▶ INPUT RECORDS:
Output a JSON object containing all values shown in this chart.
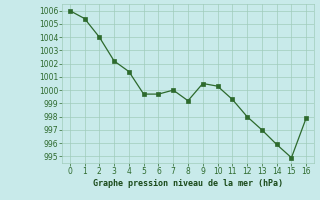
{
  "x": [
    0,
    1,
    2,
    3,
    4,
    5,
    6,
    7,
    8,
    9,
    10,
    11,
    12,
    13,
    14,
    15,
    16
  ],
  "y": [
    1006.0,
    1005.4,
    1004.0,
    1002.2,
    1001.4,
    999.7,
    999.7,
    1000.0,
    999.2,
    1000.5,
    1000.3,
    999.3,
    998.0,
    997.0,
    995.9,
    994.9,
    997.9
  ],
  "line_color": "#2d6a2d",
  "marker_color": "#2d6a2d",
  "bg_color": "#c8eaea",
  "grid_color": "#a0ccbb",
  "xlabel": "Graphe pression niveau de la mer (hPa)",
  "xlabel_color": "#1a4a1a",
  "tick_color": "#2d6a2d",
  "ylim": [
    994.5,
    1006.5
  ],
  "xlim": [
    -0.5,
    16.5
  ],
  "yticks": [
    995,
    996,
    997,
    998,
    999,
    1000,
    1001,
    1002,
    1003,
    1004,
    1005,
    1006
  ],
  "xticks": [
    0,
    1,
    2,
    3,
    4,
    5,
    6,
    7,
    8,
    9,
    10,
    11,
    12,
    13,
    14,
    15,
    16
  ],
  "tick_fontsize": 5.5,
  "xlabel_fontsize": 6.0
}
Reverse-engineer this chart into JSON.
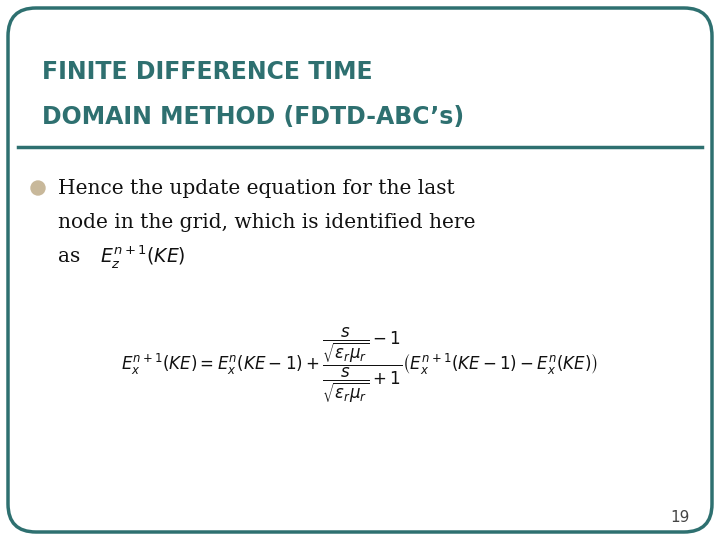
{
  "title_line1": "FINITE DIFFERENCE TIME",
  "title_line2": "DOMAIN METHOD (FDTD-ABC’s)",
  "title_color": "#2E7070",
  "background_color": "#FFFFFF",
  "border_color": "#2E7070",
  "bullet_color": "#C8B89A",
  "page_number": "19",
  "fig_width": 7.2,
  "fig_height": 5.4,
  "dpi": 100,
  "title_fontsize": 17,
  "body_fontsize": 14.5,
  "formula_fontsize": 12
}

▶ PROBLEM DESCRIPTION: The lines to be extracted begin at the line containing "Reverse-engineer this chart into JSON." and continue through the final line of the material above, both ends included. Reproduce them exactly, without the pictures.

▶ REPLY TO THE EXERCISE:
Reverse-engineer this chart into JSON.
{
  "title_line1": "FINITE DIFFERENCE TIME",
  "title_line2": "DOMAIN METHOD (FDTD-ABC’s)",
  "title_color": "#2E7070",
  "background_color": "#FFFFFF",
  "border_color": "#2E7070",
  "bullet_color": "#C8B89A",
  "page_number": "19",
  "fig_width": 7.2,
  "fig_height": 5.4,
  "dpi": 100,
  "title_fontsize": 17,
  "body_fontsize": 14.5,
  "formula_fontsize": 12
}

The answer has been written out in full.